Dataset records
------------

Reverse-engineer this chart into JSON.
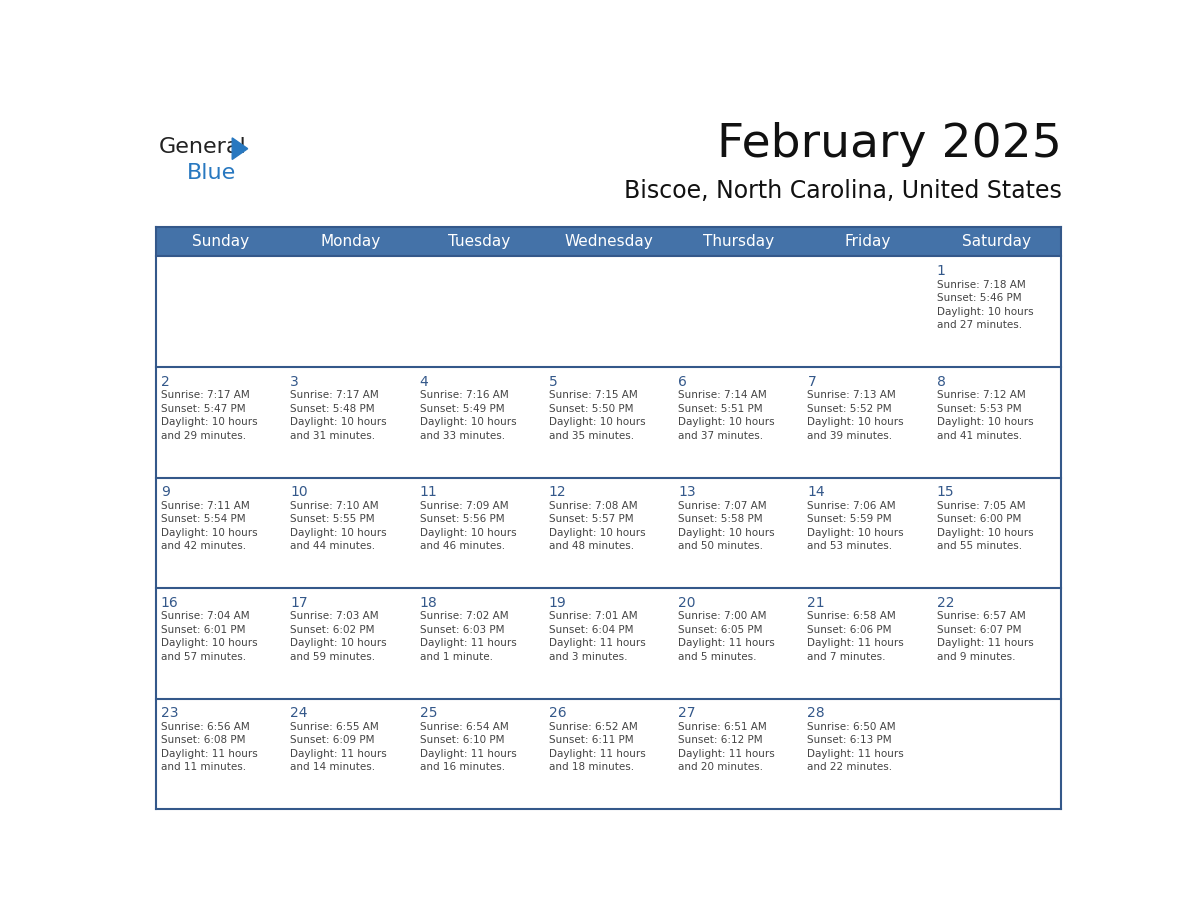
{
  "title": "February 2025",
  "subtitle": "Biscoe, North Carolina, United States",
  "header_color": "#4472a8",
  "header_text_color": "#ffffff",
  "cell_bg_color": "#ffffff",
  "row_sep_color": "#34588a",
  "day_number_color": "#34588a",
  "text_color": "#444444",
  "days_of_week": [
    "Sunday",
    "Monday",
    "Tuesday",
    "Wednesday",
    "Thursday",
    "Friday",
    "Saturday"
  ],
  "weeks": [
    [
      {
        "day": "",
        "sunrise": "",
        "sunset": "",
        "daylight": ""
      },
      {
        "day": "",
        "sunrise": "",
        "sunset": "",
        "daylight": ""
      },
      {
        "day": "",
        "sunrise": "",
        "sunset": "",
        "daylight": ""
      },
      {
        "day": "",
        "sunrise": "",
        "sunset": "",
        "daylight": ""
      },
      {
        "day": "",
        "sunrise": "",
        "sunset": "",
        "daylight": ""
      },
      {
        "day": "",
        "sunrise": "",
        "sunset": "",
        "daylight": ""
      },
      {
        "day": "1",
        "sunrise": "7:18 AM",
        "sunset": "5:46 PM",
        "daylight": "10 hours\nand 27 minutes."
      }
    ],
    [
      {
        "day": "2",
        "sunrise": "7:17 AM",
        "sunset": "5:47 PM",
        "daylight": "10 hours\nand 29 minutes."
      },
      {
        "day": "3",
        "sunrise": "7:17 AM",
        "sunset": "5:48 PM",
        "daylight": "10 hours\nand 31 minutes."
      },
      {
        "day": "4",
        "sunrise": "7:16 AM",
        "sunset": "5:49 PM",
        "daylight": "10 hours\nand 33 minutes."
      },
      {
        "day": "5",
        "sunrise": "7:15 AM",
        "sunset": "5:50 PM",
        "daylight": "10 hours\nand 35 minutes."
      },
      {
        "day": "6",
        "sunrise": "7:14 AM",
        "sunset": "5:51 PM",
        "daylight": "10 hours\nand 37 minutes."
      },
      {
        "day": "7",
        "sunrise": "7:13 AM",
        "sunset": "5:52 PM",
        "daylight": "10 hours\nand 39 minutes."
      },
      {
        "day": "8",
        "sunrise": "7:12 AM",
        "sunset": "5:53 PM",
        "daylight": "10 hours\nand 41 minutes."
      }
    ],
    [
      {
        "day": "9",
        "sunrise": "7:11 AM",
        "sunset": "5:54 PM",
        "daylight": "10 hours\nand 42 minutes."
      },
      {
        "day": "10",
        "sunrise": "7:10 AM",
        "sunset": "5:55 PM",
        "daylight": "10 hours\nand 44 minutes."
      },
      {
        "day": "11",
        "sunrise": "7:09 AM",
        "sunset": "5:56 PM",
        "daylight": "10 hours\nand 46 minutes."
      },
      {
        "day": "12",
        "sunrise": "7:08 AM",
        "sunset": "5:57 PM",
        "daylight": "10 hours\nand 48 minutes."
      },
      {
        "day": "13",
        "sunrise": "7:07 AM",
        "sunset": "5:58 PM",
        "daylight": "10 hours\nand 50 minutes."
      },
      {
        "day": "14",
        "sunrise": "7:06 AM",
        "sunset": "5:59 PM",
        "daylight": "10 hours\nand 53 minutes."
      },
      {
        "day": "15",
        "sunrise": "7:05 AM",
        "sunset": "6:00 PM",
        "daylight": "10 hours\nand 55 minutes."
      }
    ],
    [
      {
        "day": "16",
        "sunrise": "7:04 AM",
        "sunset": "6:01 PM",
        "daylight": "10 hours\nand 57 minutes."
      },
      {
        "day": "17",
        "sunrise": "7:03 AM",
        "sunset": "6:02 PM",
        "daylight": "10 hours\nand 59 minutes."
      },
      {
        "day": "18",
        "sunrise": "7:02 AM",
        "sunset": "6:03 PM",
        "daylight": "11 hours\nand 1 minute."
      },
      {
        "day": "19",
        "sunrise": "7:01 AM",
        "sunset": "6:04 PM",
        "daylight": "11 hours\nand 3 minutes."
      },
      {
        "day": "20",
        "sunrise": "7:00 AM",
        "sunset": "6:05 PM",
        "daylight": "11 hours\nand 5 minutes."
      },
      {
        "day": "21",
        "sunrise": "6:58 AM",
        "sunset": "6:06 PM",
        "daylight": "11 hours\nand 7 minutes."
      },
      {
        "day": "22",
        "sunrise": "6:57 AM",
        "sunset": "6:07 PM",
        "daylight": "11 hours\nand 9 minutes."
      }
    ],
    [
      {
        "day": "23",
        "sunrise": "6:56 AM",
        "sunset": "6:08 PM",
        "daylight": "11 hours\nand 11 minutes."
      },
      {
        "day": "24",
        "sunrise": "6:55 AM",
        "sunset": "6:09 PM",
        "daylight": "11 hours\nand 14 minutes."
      },
      {
        "day": "25",
        "sunrise": "6:54 AM",
        "sunset": "6:10 PM",
        "daylight": "11 hours\nand 16 minutes."
      },
      {
        "day": "26",
        "sunrise": "6:52 AM",
        "sunset": "6:11 PM",
        "daylight": "11 hours\nand 18 minutes."
      },
      {
        "day": "27",
        "sunrise": "6:51 AM",
        "sunset": "6:12 PM",
        "daylight": "11 hours\nand 20 minutes."
      },
      {
        "day": "28",
        "sunrise": "6:50 AM",
        "sunset": "6:13 PM",
        "daylight": "11 hours\nand 22 minutes."
      },
      {
        "day": "",
        "sunrise": "",
        "sunset": "",
        "daylight": ""
      }
    ]
  ],
  "logo_general_color": "#222222",
  "logo_blue_color": "#2878c0",
  "logo_triangle_color": "#2878c0",
  "title_fontsize": 34,
  "subtitle_fontsize": 17,
  "header_fontsize": 11,
  "day_number_fontsize": 10,
  "cell_text_fontsize": 7.5
}
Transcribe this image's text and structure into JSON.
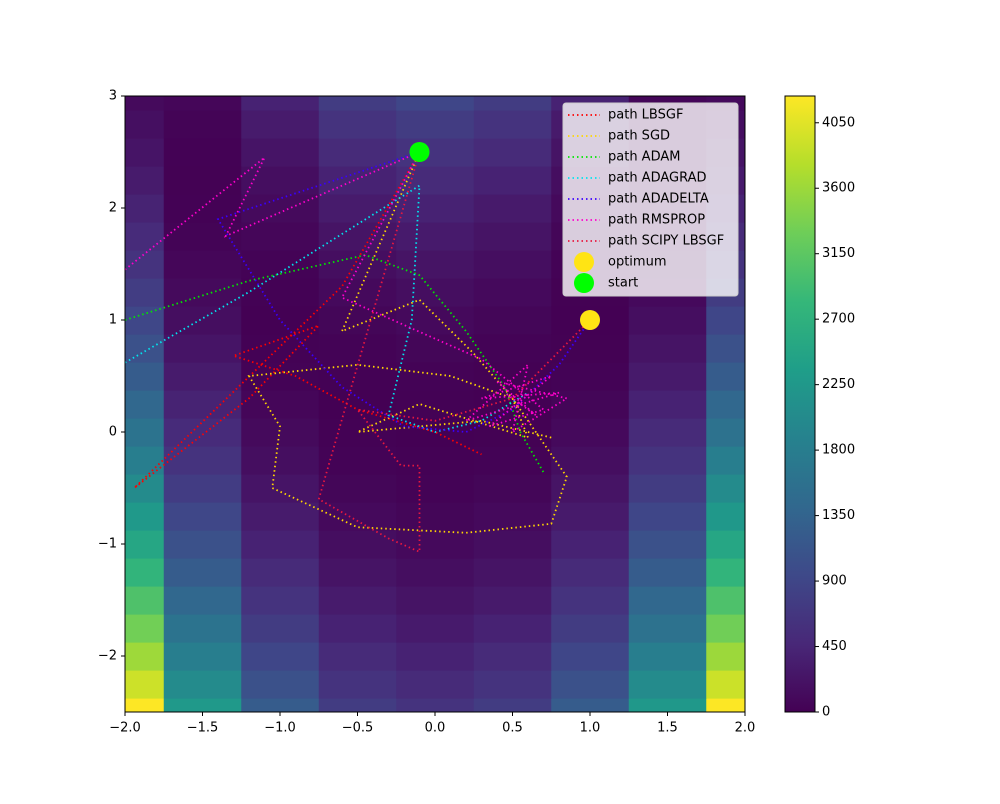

------------

(Challenge)
Copy every entry exactly as written. Pictures are excluded.

(Result for this task)
Reverse-engineer this chart into JSON.
{
  "title": "February 2025",
  "subtitle": "Biscoe, North Carolina, United States",
  "header_color": "#4472a8",
  "header_text_color": "#ffffff",
  "cell_bg_color": "#ffffff",
  "row_sep_color": "#34588a",
  "day_number_color": "#34588a",
  "text_color": "#444444",
  "days_of_week": [
    "Sunday",
    "Monday",
    "Tuesday",
    "Wednesday",
    "Thursday",
    "Friday",
    "Saturday"
  ],
  "weeks": [
    [
      {
        "day": "",
        "sunrise": "",
        "sunset": "",
        "daylight": ""
      },
      {
        "day": "",
        "sunrise": "",
        "sunset": "",
        "daylight": ""
      },
      {
        "day": "",
        "sunrise": "",
        "sunset": "",
        "daylight": ""
      },
      {
        "day": "",
        "sunrise": "",
        "sunset": "",
        "daylight": ""
      },
      {
        "day": "",
        "sunrise": "",
        "sunset": "",
        "daylight": ""
      },
      {
        "day": "",
        "sunrise": "",
        "sunset": "",
        "daylight": ""
      },
      {
        "day": "1",
        "sunrise": "7:18 AM",
        "sunset": "5:46 PM",
        "daylight": "10 hours\nand 27 minutes."
      }
    ],
    [
      {
        "day": "2",
        "sunrise": "7:17 AM",
        "sunset": "5:47 PM",
        "daylight": "10 hours\nand 29 minutes."
      },
      {
        "day": "3",
        "sunrise": "7:17 AM",
        "sunset": "5:48 PM",
        "daylight": "10 hours\nand 31 minutes."
      },
      {
        "day": "4",
        "sunrise": "7:16 AM",
        "sunset": "5:49 PM",
        "daylight": "10 hours\nand 33 minutes."
      },
      {
        "day": "5",
        "sunrise": "7:15 AM",
        "sunset": "5:50 PM",
        "daylight": "10 hours\nand 35 minutes."
      },
      {
        "day": "6",
        "sunrise": "7:14 AM",
        "sunset": "5:51 PM",
        "daylight": "10 hours\nand 37 minutes."
      },
      {
        "day": "7",
        "sunrise": "7:13 AM",
        "sunset": "5:52 PM",
        "daylight": "10 hours\nand 39 minutes."
      },
      {
        "day": "8",
        "sunrise": "7:12 AM",
        "sunset": "5:53 PM",
        "daylight": "10 hours\nand 41 minutes."
      }
    ],
    [
      {
        "day": "9",
        "sunrise": "7:11 AM",
        "sunset": "5:54 PM",
        "daylight": "10 hours\nand 42 minutes."
      },
      {
        "day": "10",
        "sunrise": "7:10 AM",
        "sunset": "5:55 PM",
        "daylight": "10 hours\nand 44 minutes."
      },
      {
        "day": "11",
        "sunrise": "7:09 AM",
        "sunset": "5:56 PM",
        "daylight": "10 hours\nand 46 minutes."
      },
      {
        "day": "12",
        "sunrise": "7:08 AM",
        "sunset": "5:57 PM",
        "daylight": "10 hours\nand 48 minutes."
      },
      {
        "day": "13",
        "sunrise": "7:07 AM",
        "sunset": "5:58 PM",
        "daylight": "10 hours\nand 50 minutes."
      },
      {
        "day": "14",
        "sunrise": "7:06 AM",
        "sunset": "5:59 PM",
        "daylight": "10 hours\nand 53 minutes."
      },
      {
        "day": "15",
        "sunrise": "7:05 AM",
        "sunset": "6:00 PM",
        "daylight": "10 hours\nand 55 minutes."
      }
    ],
    [
      {
        "day": "16",
        "sunrise": "7:04 AM",
        "sunset": "6:01 PM",
        "daylight": "10 hours\nand 57 minutes."
      },
      {
        "day": "17",
        "sunrise": "7:03 AM",
        "sunset": "6:02 PM",
        "daylight": "10 hours\nand 59 minutes."
      },
      {
        "day": "18",
        "sunrise": "7:02 AM",
        "sunset": "6:03 PM",
        "daylight": "11 hours\nand 1 minute."
      },
      {
        "day": "19",
        "sunrise": "7:01 AM",
        "sunset": "6:04 PM",
        "daylight": "11 hours\nand 3 minutes."
      },
      {
        "day": "20",
        "sunrise": "7:00 AM",
        "sunset": "6:05 PM",
        "daylight": "11 hours\nand 5 minutes."
      },
      {
        "day": "21",
        "sunrise": "6:58 AM",
        "sunset": "6:06 PM",
        "daylight": "11 hours\nand 7 minutes."
      },
      {
        "day": "22",
        "sunrise": "6:57 AM",
        "sunset": "6:07 PM",
        "daylight": "11 hours\nand 9 minutes."
      }
    ],
    [
      {
        "day": "23",
        "sunrise": "6:56 AM",
        "sunset": "6:08 PM",
        "daylight": "11 hours\nand 11 minutes."
      },
      {
        "day": "24",
        "sunrise": "6:55 AM",
        "sunset": "6:09 PM",
        "daylight": "11 hours\nand 14 minutes."
      },
      {
        "day": "25",
        "sunrise": "6:54 AM",
        "sunset": "6:10 PM",
        "daylight": "11 hours\nand 16 minutes."
      },
      {
        "day": "26",
        "sunrise": "6:52 AM",
        "sunset": "6:11 PM",
        "daylight": "11 hours\nand 18 minutes."
      },
      {
        "day": "27",
        "sunrise": "6:51 AM",
        "sunset": "6:12 PM",
        "daylight": "11 hours\nand 20 minutes."
      },
      {
        "day": "28",
        "sunrise": "6:50 AM",
        "sunset": "6:13 PM",
        "daylight": "11 hours\nand 22 minutes."
      },
      {
        "day": "",
        "sunrise": "",
        "sunset": "",
        "daylight": ""
      }
    ]
  ],
  "logo_general_color": "#222222",
  "logo_blue_color": "#2878c0",
  "logo_triangle_color": "#2878c0",
  "title_fontsize": 34,
  "subtitle_fontsize": 17,
  "header_fontsize": 11,
  "day_number_fontsize": 10,
  "cell_text_fontsize": 7.5
}
Transcribe this image's text and structure into JSON.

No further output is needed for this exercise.